_Exercise prompt_: Could you print every record below exactly as it appears?
-- START Source material --
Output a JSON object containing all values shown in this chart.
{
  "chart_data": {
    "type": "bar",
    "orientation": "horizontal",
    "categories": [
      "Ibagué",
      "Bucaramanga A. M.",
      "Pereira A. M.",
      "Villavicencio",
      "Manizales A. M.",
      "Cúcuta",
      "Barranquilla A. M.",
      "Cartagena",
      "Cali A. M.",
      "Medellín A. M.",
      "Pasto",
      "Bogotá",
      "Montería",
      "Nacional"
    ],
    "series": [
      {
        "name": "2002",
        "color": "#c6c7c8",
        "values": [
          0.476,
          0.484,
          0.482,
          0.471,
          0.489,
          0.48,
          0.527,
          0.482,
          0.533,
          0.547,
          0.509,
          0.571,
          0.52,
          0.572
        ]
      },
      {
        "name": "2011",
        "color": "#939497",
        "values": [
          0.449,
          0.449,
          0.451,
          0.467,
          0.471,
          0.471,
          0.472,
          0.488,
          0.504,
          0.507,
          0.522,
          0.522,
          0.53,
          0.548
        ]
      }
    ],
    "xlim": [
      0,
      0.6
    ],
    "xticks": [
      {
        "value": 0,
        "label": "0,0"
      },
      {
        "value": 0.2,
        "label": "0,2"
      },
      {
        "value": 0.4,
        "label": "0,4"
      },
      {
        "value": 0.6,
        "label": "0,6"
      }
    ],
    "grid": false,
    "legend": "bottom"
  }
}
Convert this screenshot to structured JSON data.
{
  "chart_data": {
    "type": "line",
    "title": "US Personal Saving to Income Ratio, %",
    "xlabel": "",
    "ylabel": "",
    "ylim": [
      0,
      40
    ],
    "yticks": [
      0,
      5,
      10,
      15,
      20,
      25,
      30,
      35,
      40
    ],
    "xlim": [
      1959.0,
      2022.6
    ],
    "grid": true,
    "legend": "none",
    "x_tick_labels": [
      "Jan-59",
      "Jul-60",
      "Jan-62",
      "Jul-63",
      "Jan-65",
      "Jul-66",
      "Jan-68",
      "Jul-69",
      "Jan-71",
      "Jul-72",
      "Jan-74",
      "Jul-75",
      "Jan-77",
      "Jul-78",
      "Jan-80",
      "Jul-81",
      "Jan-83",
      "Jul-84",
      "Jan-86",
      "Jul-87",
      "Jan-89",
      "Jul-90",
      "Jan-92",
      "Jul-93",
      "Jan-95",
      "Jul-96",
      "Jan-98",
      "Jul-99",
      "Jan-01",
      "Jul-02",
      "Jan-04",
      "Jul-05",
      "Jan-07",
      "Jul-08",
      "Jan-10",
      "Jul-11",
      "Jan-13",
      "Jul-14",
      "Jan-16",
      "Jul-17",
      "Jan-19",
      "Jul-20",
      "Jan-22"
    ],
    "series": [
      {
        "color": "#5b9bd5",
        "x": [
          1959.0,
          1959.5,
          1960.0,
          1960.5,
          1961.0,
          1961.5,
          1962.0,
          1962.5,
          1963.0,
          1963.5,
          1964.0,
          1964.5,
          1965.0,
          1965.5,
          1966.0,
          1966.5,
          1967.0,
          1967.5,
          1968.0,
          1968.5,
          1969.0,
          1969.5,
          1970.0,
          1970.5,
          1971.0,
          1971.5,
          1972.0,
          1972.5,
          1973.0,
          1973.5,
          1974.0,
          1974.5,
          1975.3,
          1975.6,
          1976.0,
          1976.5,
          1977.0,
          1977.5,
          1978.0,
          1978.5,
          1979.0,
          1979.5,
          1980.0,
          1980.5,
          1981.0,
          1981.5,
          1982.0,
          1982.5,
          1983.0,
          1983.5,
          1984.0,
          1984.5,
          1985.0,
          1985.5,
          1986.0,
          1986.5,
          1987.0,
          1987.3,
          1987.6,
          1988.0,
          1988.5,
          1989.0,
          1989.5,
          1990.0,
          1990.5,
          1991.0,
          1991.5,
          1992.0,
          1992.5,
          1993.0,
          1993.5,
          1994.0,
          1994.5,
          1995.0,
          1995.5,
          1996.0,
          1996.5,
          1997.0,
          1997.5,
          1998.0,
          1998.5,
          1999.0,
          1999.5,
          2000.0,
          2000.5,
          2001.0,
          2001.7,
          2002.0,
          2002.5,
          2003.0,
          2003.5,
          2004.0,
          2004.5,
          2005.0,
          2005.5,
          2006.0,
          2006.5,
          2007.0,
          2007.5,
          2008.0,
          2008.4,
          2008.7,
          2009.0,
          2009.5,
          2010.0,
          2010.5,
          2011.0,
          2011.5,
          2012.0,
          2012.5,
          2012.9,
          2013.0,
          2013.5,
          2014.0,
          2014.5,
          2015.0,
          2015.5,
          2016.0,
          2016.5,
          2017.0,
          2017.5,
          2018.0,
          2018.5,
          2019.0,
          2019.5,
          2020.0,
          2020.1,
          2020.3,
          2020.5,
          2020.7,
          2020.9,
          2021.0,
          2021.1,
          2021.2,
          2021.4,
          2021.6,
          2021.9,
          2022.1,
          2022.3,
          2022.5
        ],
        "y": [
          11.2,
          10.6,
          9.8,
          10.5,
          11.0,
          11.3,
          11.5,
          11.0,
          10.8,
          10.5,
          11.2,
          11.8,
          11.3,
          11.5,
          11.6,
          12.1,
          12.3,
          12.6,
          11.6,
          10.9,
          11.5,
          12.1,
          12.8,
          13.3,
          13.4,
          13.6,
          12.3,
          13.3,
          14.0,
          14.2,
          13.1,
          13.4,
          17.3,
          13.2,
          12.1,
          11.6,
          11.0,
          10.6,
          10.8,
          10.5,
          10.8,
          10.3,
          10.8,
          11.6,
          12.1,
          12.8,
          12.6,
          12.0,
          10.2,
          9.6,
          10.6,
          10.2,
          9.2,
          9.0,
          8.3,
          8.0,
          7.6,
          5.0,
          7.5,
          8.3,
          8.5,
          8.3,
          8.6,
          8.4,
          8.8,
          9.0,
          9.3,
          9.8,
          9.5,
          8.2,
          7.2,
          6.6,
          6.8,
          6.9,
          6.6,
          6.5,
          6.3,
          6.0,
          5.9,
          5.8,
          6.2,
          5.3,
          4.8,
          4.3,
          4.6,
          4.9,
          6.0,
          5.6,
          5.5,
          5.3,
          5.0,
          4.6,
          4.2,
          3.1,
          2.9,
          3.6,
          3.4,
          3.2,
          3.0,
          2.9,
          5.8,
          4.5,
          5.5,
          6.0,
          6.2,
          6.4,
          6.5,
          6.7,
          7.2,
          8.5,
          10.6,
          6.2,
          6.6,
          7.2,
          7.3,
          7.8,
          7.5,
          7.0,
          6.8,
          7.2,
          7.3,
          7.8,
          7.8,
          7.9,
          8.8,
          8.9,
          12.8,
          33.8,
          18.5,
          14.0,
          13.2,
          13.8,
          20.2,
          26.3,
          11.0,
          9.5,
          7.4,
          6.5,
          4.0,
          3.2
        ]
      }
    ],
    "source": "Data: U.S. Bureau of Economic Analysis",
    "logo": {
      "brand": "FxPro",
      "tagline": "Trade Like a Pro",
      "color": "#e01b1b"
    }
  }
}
-- END Source material --
_Right answer_:
Output a JSON object containing all values shown in this chart.
{
  "chart_data": {
    "type": "bar",
    "orientation": "horizontal",
    "categories": [
      "Ibagué",
      "Bucaramanga A. M.",
      "Pereira A. M.",
      "Villavicencio",
      "Manizales A. M.",
      "Cúcuta",
      "Barranquilla A. M.",
      "Cartagena",
      "Cali A. M.",
      "Medellín A. M.",
      "Pasto",
      "Bogotá",
      "Montería",
      "Nacional"
    ],
    "series": [
      {
        "name": "2002",
        "color": "#c6c7c8",
        "values": [
          0.476,
          0.484,
          0.482,
          0.471,
          0.489,
          0.48,
          0.527,
          0.482,
          0.533,
          0.547,
          0.509,
          0.571,
          0.52,
          0.572
        ]
      },
      {
        "name": "2011",
        "color": "#939497",
        "values": [
          0.449,
          0.449,
          0.451,
          0.467,
          0.471,
          0.471,
          0.472,
          0.488,
          0.504,
          0.507,
          0.522,
          0.522,
          0.53,
          0.548
        ]
      }
    ],
    "xlim": [
      0,
      0.6
    ],
    "xticks": [
      {
        "value": 0,
        "label": "0,0"
      },
      {
        "value": 0.2,
        "label": "0,2"
      },
      {
        "value": 0.4,
        "label": "0,4"
      },
      {
        "value": 0.6,
        "label": "0,6"
      }
    ],
    "grid": false,
    "legend": "bottom"
  }
}
Convert this screenshot to structured JSON data.
{
  "chart_data": {
    "type": "line",
    "title": "US Personal Saving to Income Ratio, %",
    "xlabel": "",
    "ylabel": "",
    "ylim": [
      0,
      40
    ],
    "yticks": [
      0,
      5,
      10,
      15,
      20,
      25,
      30,
      35,
      40
    ],
    "xlim": [
      1959.0,
      2022.6
    ],
    "grid": true,
    "legend": "none",
    "x_tick_labels": [
      "Jan-59",
      "Jul-60",
      "Jan-62",
      "Jul-63",
      "Jan-65",
      "Jul-66",
      "Jan-68",
      "Jul-69",
      "Jan-71",
      "Jul-72",
      "Jan-74",
      "Jul-75",
      "Jan-77",
      "Jul-78",
      "Jan-80",
      "Jul-81",
      "Jan-83",
      "Jul-84",
      "Jan-86",
      "Jul-87",
      "Jan-89",
      "Jul-90",
      "Jan-92",
      "Jul-93",
      "Jan-95",
      "Jul-96",
      "Jan-98",
      "Jul-99",
      "Jan-01",
      "Jul-02",
      "Jan-04",
      "Jul-05",
      "Jan-07",
      "Jul-08",
      "Jan-10",
      "Jul-11",
      "Jan-13",
      "Jul-14",
      "Jan-16",
      "Jul-17",
      "Jan-19",
      "Jul-20",
      "Jan-22"
    ],
    "series": [
      {
        "color": "#5b9bd5",
        "x": [
          1959.0,
          1959.5,
          1960.0,
          1960.5,
          1961.0,
          1961.5,
          1962.0,
          1962.5,
          1963.0,
          1963.5,
          1964.0,
          1964.5,
          1965.0,
          1965.5,
          1966.0,
          1966.5,
          1967.0,
          1967.5,
          1968.0,
          1968.5,
          1969.0,
          1969.5,
          1970.0,
          1970.5,
          1971.0,
          1971.5,
          1972.0,
          1972.5,
          1973.0,
          1973.5,
          1974.0,
          1974.5,
          1975.3,
          1975.6,
          1976.0,
          1976.5,
          1977.0,
          1977.5,
          1978.0,
          1978.5,
          1979.0,
          1979.5,
          1980.0,
          1980.5,
          1981.0,
          1981.5,
          1982.0,
          1982.5,
          1983.0,
          1983.5,
          1984.0,
          1984.5,
          1985.0,
          1985.5,
          1986.0,
          1986.5,
          1987.0,
          1987.3,
          1987.6,
          1988.0,
          1988.5,
          1989.0,
          1989.5,
          1990.0,
          1990.5,
          1991.0,
          1991.5,
          1992.0,
          1992.5,
          1993.0,
          1993.5,
          1994.0,
          1994.5,
          1995.0,
          1995.5,
          1996.0,
          1996.5,
          1997.0,
          1997.5,
          1998.0,
          1998.5,
          1999.0,
          1999.5,
          2000.0,
          2000.5,
          2001.0,
          2001.7,
          2002.0,
          2002.5,
          2003.0,
          2003.5,
          2004.0,
          2004.5,
          2005.0,
          2005.5,
          2006.0,
          2006.5,
          2007.0,
          2007.5,
          2008.0,
          2008.4,
          2008.7,
          2009.0,
          2009.5,
          2010.0,
          2010.5,
          2011.0,
          2011.5,
          2012.0,
          2012.5,
          2012.9,
          2013.0,
          2013.5,
          2014.0,
          2014.5,
          2015.0,
          2015.5,
          2016.0,
          2016.5,
          2017.0,
          2017.5,
          2018.0,
          2018.5,
          2019.0,
          2019.5,
          2020.0,
          2020.1,
          2020.3,
          2020.5,
          2020.7,
          2020.9,
          2021.0,
          2021.1,
          2021.2,
          2021.4,
          2021.6,
          2021.9,
          2022.1,
          2022.3,
          2022.5
        ],
        "y": [
          11.2,
          10.6,
          9.8,
          10.5,
          11.0,
          11.3,
          11.5,
          11.0,
          10.8,
          10.5,
          11.2,
          11.8,
          11.3,
          11.5,
          11.6,
          12.1,
          12.3,
          12.6,
          11.6,
          10.9,
          11.5,
          12.1,
          12.8,
          13.3,
          13.4,
          13.6,
          12.3,
          13.3,
          14.0,
          14.2,
          13.1,
          13.4,
          17.3,
          13.2,
          12.1,
          11.6,
          11.0,
          10.6,
          10.8,
          10.5,
          10.8,
          10.3,
          10.8,
          11.6,
          12.1,
          12.8,
          12.6,
          12.0,
          10.2,
          9.6,
          10.6,
          10.2,
          9.2,
          9.0,
          8.3,
          8.0,
          7.6,
          5.0,
          7.5,
          8.3,
          8.5,
          8.3,
          8.6,
          8.4,
          8.8,
          9.0,
          9.3,
          9.8,
          9.5,
          8.2,
          7.2,
          6.6,
          6.8,
          6.9,
          6.6,
          6.5,
          6.3,
          6.0,
          5.9,
          5.8,
          6.2,
          5.3,
          4.8,
          4.3,
          4.6,
          4.9,
          6.0,
          5.6,
          5.5,
          5.3,
          5.0,
          4.6,
          4.2,
          3.1,
          2.9,
          3.6,
          3.4,
          3.2,
          3.0,
          2.9,
          5.8,
          4.5,
          5.5,
          6.0,
          6.2,
          6.4,
          6.5,
          6.7,
          7.2,
          8.5,
          10.6,
          6.2,
          6.6,
          7.2,
          7.3,
          7.8,
          7.5,
          7.0,
          6.8,
          7.2,
          7.3,
          7.8,
          7.8,
          7.9,
          8.8,
          8.9,
          12.8,
          33.8,
          18.5,
          14.0,
          13.2,
          13.8,
          20.2,
          26.3,
          11.0,
          9.5,
          7.4,
          6.5,
          4.0,
          3.2
        ]
      }
    ],
    "source": "Data: U.S. Bureau of Economic Analysis",
    "logo": {
      "brand": "FxPro",
      "tagline": "Trade Like a Pro",
      "color": "#e01b1b"
    }
  }
}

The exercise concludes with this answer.